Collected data
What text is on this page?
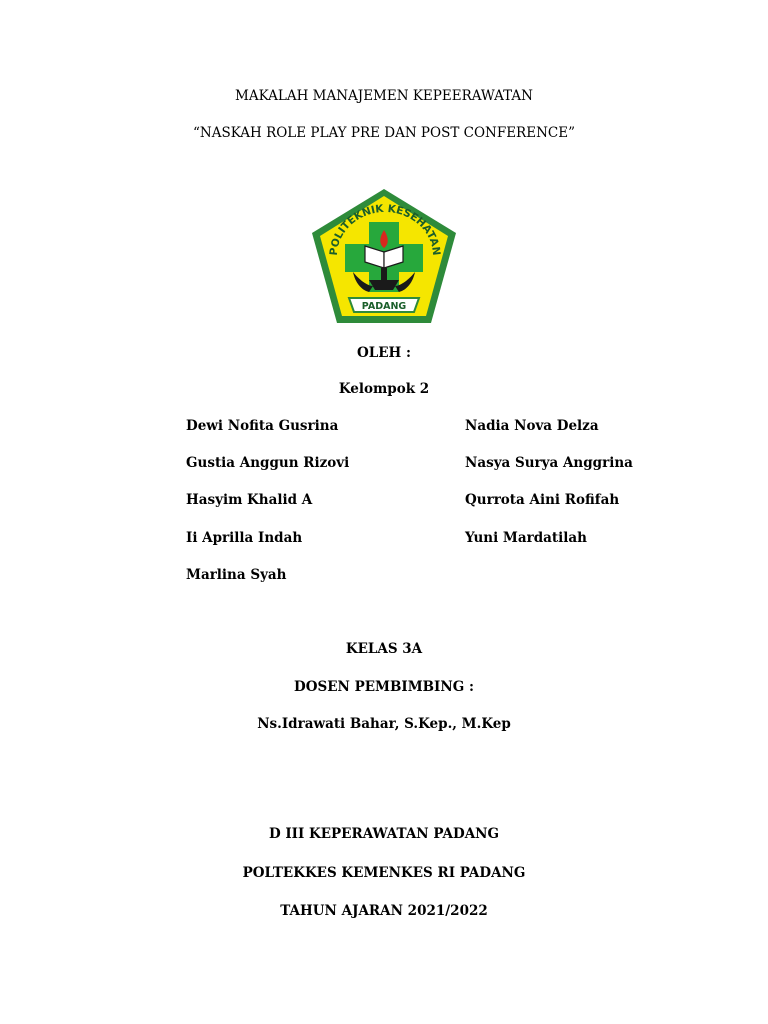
MAKALAH MANAJEMEN KEPEERAWATAN
“NASKAH ROLE PLAY PRE DAN POST CONFERENCE”
POLITEKNIK KESEHATAN
PADANG
OLEH :
Kelompok 2
Dewi Nofita Gusrina
Gustia Anggun Rizovi
Hasyim Khalid A
Ii Aprilla Indah
Marlina Syah
Nadia Nova Delza
Nasya Surya Anggrina
Qurrota Aini Rofifah
Yuni Mardatilah
KELAS 3A
DOSEN PEMBIMBING :
Ns.Idrawati Bahar, S.Kep., M.Kep
D III KEPERAWATAN PADANG
POLTEKKES KEMENKES RI PADANG
TAHUN AJARAN 2021/2022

EXERCISE BRIEF
Using the material above, state how many lines include the string "PADANG". Answer with a single number.

RESPONSE TO THIS EXERCISE
3